Data rows:
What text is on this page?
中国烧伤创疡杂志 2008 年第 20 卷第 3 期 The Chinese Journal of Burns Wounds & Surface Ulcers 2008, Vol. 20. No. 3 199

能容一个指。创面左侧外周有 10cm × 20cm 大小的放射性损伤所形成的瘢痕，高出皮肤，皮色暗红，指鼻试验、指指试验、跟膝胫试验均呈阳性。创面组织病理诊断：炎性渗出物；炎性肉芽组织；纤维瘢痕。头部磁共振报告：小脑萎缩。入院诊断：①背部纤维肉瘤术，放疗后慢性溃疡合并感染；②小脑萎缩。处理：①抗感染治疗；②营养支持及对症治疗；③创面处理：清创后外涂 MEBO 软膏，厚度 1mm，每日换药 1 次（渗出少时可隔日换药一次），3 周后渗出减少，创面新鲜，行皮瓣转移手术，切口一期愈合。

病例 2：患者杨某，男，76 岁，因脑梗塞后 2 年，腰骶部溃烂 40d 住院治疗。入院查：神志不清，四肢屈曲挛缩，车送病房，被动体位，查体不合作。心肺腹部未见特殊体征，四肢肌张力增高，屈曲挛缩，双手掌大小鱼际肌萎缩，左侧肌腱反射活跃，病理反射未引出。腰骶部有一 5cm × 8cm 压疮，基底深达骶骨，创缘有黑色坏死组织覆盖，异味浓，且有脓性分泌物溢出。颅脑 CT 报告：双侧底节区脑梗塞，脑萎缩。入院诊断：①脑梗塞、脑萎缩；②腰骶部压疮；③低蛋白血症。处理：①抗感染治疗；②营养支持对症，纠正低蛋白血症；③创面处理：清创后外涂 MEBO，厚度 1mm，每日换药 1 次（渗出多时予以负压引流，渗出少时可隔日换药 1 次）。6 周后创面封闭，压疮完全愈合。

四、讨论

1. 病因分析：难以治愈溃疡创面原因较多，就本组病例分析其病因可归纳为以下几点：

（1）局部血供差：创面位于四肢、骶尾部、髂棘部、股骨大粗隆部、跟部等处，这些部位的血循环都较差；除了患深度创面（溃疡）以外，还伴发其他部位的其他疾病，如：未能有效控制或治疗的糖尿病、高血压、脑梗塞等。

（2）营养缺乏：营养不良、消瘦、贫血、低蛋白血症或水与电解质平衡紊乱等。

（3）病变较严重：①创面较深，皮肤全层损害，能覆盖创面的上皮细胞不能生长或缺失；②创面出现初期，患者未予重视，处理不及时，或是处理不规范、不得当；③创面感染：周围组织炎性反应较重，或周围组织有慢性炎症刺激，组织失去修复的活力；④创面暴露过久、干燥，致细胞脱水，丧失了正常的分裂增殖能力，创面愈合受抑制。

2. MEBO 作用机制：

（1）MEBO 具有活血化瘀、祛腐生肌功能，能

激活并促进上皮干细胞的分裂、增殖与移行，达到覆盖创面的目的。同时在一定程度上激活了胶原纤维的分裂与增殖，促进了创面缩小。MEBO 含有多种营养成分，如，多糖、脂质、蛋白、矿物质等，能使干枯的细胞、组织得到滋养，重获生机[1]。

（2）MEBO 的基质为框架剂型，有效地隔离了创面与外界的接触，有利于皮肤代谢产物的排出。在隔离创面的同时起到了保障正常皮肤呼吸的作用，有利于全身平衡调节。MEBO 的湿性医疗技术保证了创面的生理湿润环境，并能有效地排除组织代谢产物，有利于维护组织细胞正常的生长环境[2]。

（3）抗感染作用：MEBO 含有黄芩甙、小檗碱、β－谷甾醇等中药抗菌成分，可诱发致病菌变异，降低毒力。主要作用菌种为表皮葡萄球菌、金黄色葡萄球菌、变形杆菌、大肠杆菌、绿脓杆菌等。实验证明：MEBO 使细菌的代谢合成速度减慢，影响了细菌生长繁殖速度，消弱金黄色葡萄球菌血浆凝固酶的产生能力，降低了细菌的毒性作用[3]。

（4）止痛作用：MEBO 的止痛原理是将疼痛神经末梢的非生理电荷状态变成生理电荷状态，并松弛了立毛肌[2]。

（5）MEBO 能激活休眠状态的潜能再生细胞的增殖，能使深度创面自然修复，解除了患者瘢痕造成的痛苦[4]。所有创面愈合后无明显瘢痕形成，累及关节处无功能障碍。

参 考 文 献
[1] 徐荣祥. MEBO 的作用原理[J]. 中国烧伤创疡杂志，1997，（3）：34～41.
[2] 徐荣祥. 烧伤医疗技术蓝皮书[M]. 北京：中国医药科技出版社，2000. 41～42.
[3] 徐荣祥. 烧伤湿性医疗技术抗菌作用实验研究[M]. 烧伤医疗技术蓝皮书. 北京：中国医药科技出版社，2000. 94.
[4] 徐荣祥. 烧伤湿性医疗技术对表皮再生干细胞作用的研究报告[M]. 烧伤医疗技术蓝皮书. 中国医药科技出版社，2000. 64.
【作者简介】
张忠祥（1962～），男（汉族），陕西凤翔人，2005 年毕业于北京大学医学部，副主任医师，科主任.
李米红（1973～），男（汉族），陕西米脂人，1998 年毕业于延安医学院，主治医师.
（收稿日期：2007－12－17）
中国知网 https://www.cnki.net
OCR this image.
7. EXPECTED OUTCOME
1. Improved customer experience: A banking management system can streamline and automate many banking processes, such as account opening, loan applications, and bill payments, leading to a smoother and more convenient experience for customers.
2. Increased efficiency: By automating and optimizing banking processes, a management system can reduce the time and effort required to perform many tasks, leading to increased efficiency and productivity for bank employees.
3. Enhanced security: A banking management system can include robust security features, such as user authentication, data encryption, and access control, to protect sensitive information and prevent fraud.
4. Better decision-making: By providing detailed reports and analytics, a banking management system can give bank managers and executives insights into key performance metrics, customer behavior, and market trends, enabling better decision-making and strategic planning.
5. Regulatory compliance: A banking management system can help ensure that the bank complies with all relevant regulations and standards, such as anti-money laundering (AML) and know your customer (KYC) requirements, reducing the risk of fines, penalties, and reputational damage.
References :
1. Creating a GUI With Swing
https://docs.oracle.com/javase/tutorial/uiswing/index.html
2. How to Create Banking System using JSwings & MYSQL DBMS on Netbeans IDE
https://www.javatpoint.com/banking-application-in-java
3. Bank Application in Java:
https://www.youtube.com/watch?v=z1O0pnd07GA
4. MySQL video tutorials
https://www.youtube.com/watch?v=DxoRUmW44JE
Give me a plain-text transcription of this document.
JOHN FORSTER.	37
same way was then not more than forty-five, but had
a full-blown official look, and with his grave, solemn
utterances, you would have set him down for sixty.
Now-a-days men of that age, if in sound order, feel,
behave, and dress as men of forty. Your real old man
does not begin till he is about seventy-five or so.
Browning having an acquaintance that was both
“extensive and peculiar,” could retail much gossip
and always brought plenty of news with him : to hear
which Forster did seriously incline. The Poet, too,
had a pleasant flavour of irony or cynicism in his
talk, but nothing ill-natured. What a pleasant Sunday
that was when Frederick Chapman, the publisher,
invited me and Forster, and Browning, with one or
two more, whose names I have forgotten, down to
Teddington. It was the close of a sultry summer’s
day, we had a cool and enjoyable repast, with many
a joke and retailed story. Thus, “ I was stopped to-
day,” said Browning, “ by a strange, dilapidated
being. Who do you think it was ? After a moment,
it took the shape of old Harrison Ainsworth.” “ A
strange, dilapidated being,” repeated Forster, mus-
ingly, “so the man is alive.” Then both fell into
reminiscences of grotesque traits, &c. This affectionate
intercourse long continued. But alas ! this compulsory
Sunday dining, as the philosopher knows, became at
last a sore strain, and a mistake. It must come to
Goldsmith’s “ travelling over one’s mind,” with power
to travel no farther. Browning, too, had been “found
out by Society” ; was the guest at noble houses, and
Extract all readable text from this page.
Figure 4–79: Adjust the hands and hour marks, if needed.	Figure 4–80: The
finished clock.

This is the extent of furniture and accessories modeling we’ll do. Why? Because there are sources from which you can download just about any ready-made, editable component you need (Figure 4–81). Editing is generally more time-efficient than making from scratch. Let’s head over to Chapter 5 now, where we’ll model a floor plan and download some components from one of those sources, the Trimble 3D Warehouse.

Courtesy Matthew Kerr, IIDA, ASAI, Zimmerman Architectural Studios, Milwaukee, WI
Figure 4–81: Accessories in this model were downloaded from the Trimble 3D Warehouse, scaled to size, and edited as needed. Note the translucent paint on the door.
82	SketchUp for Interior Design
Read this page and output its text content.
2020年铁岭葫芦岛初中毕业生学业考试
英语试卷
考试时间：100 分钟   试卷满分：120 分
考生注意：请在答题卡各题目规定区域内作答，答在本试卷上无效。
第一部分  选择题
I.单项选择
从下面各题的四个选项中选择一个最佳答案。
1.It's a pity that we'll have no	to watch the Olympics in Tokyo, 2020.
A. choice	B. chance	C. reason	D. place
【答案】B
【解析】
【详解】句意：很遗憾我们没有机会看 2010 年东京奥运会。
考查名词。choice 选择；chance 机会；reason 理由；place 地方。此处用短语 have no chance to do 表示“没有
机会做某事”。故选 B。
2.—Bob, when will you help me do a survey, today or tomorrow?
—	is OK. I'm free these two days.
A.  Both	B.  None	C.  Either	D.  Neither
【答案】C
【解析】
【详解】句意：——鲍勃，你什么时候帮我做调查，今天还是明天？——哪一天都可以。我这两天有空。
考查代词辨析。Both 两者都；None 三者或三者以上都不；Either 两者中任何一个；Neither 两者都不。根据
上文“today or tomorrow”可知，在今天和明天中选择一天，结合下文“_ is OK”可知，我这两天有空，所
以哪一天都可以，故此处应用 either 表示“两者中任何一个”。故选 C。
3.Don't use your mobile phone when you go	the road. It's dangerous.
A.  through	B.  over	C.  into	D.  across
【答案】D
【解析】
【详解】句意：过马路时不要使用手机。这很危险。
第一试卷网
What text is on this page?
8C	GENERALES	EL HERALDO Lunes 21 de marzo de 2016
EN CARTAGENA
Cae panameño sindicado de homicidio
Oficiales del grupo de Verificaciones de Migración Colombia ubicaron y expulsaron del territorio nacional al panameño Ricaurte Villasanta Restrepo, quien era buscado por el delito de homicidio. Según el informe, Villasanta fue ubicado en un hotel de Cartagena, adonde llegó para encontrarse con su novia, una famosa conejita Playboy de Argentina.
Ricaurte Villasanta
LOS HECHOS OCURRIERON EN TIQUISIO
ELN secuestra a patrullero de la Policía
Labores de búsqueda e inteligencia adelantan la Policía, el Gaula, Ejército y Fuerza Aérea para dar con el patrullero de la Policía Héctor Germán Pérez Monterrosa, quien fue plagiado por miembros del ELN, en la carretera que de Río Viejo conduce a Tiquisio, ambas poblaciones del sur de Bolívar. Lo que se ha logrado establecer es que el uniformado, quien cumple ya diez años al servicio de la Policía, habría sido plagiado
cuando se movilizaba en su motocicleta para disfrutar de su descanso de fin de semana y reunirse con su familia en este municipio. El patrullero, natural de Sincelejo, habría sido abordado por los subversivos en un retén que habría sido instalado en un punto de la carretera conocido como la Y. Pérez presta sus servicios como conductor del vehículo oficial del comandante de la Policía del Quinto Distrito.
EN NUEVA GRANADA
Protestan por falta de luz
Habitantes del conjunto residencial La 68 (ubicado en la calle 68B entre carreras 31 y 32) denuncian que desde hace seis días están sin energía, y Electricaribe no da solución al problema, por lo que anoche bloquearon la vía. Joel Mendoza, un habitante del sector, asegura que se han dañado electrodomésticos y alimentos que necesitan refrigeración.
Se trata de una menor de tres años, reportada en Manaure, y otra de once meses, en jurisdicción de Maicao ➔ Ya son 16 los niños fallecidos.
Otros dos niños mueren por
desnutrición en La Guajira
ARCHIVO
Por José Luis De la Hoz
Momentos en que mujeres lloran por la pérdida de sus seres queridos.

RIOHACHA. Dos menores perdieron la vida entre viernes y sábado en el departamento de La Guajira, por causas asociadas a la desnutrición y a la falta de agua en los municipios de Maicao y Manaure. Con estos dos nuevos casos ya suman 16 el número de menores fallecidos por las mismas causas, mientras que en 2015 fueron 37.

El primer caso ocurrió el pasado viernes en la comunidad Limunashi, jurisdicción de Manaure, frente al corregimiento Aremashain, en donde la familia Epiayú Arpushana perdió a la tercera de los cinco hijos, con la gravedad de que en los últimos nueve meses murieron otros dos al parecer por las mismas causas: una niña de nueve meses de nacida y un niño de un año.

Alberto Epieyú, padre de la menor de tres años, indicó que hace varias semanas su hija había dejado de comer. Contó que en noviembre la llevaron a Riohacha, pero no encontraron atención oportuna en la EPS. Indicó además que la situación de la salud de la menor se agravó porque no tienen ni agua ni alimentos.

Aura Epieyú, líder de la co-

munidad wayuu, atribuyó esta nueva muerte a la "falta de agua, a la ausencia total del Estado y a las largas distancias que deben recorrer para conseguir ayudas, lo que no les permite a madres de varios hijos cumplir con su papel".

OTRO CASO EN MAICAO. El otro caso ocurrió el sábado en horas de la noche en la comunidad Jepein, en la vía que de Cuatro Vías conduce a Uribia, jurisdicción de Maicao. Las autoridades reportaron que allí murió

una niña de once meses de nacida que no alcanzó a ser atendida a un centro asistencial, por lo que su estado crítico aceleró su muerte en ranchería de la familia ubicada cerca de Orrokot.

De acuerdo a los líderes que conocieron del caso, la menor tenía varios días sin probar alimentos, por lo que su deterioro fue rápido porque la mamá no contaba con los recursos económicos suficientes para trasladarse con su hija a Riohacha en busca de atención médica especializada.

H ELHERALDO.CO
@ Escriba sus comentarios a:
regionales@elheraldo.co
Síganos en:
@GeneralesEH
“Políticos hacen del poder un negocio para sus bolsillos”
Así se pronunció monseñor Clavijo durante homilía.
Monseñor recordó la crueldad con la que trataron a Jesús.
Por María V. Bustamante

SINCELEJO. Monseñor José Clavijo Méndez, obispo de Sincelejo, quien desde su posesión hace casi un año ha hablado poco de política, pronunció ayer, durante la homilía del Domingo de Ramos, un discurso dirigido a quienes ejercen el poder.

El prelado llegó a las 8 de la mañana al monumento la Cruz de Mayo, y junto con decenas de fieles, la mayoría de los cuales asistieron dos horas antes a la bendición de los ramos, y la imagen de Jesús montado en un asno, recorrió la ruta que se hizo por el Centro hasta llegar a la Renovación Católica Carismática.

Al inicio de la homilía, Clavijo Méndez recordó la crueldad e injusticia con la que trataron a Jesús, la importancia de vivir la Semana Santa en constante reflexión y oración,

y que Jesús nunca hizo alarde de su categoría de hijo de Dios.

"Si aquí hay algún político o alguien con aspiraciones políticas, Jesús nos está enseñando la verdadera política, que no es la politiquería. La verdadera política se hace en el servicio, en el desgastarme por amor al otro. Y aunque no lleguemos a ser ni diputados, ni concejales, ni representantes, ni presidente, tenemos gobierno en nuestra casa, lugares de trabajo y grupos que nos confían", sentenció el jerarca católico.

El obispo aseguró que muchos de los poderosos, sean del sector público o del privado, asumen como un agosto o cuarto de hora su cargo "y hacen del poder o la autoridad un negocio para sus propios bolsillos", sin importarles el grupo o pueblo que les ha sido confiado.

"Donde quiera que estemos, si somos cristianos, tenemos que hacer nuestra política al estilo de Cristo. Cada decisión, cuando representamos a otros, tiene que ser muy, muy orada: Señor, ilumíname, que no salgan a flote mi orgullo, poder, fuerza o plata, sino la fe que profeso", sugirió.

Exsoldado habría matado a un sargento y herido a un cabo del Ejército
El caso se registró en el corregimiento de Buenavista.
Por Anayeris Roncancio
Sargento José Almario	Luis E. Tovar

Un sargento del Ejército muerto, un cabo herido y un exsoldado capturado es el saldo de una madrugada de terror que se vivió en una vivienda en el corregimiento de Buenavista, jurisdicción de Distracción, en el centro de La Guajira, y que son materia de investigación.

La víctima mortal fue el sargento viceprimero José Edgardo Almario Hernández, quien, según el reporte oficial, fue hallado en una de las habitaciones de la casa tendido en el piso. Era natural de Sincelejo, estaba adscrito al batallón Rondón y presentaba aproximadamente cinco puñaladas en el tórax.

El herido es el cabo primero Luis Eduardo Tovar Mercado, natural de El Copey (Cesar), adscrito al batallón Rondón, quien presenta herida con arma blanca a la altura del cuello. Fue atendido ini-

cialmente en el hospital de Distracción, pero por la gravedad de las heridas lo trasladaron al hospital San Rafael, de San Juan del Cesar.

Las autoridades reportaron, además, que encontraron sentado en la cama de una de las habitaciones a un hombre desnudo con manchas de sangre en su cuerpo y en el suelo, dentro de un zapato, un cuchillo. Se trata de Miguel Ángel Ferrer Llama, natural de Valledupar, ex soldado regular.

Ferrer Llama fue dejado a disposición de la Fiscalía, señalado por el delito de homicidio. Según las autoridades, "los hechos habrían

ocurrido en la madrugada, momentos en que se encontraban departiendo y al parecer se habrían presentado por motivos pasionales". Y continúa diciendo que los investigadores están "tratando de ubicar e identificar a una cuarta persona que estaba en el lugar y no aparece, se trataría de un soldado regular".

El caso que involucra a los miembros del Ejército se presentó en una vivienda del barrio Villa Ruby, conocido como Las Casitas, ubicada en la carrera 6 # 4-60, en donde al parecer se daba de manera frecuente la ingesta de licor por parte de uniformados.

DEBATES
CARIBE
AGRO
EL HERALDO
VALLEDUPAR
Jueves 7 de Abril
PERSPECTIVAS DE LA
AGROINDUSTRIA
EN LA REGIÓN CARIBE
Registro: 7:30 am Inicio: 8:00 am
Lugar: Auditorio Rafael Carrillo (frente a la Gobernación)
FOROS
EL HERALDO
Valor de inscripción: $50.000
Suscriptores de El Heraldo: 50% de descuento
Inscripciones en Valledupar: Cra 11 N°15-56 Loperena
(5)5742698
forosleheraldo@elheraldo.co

The problem: Copy every line in the entries above that has the string "obispo" in it.

Task response:
SINCELEJO. Monseñor José Clavijo Méndez, obispo de Sincelejo, quien desde su posesión hace casi un año ha hablado poco de política, pronunció ayer, durante la homilía del Domingo de Ramos, un discurso dirigido a quienes ejercen el poder.
El obispo aseguró que muchos de los poderosos, sean del sector público o del privado, asumen como un agosto o cuarto de hora su cargo "y hacen del poder o la autoridad un negocio para sus propios bolsillos", sin importarles el grupo o pueblo que les ha sido confiado.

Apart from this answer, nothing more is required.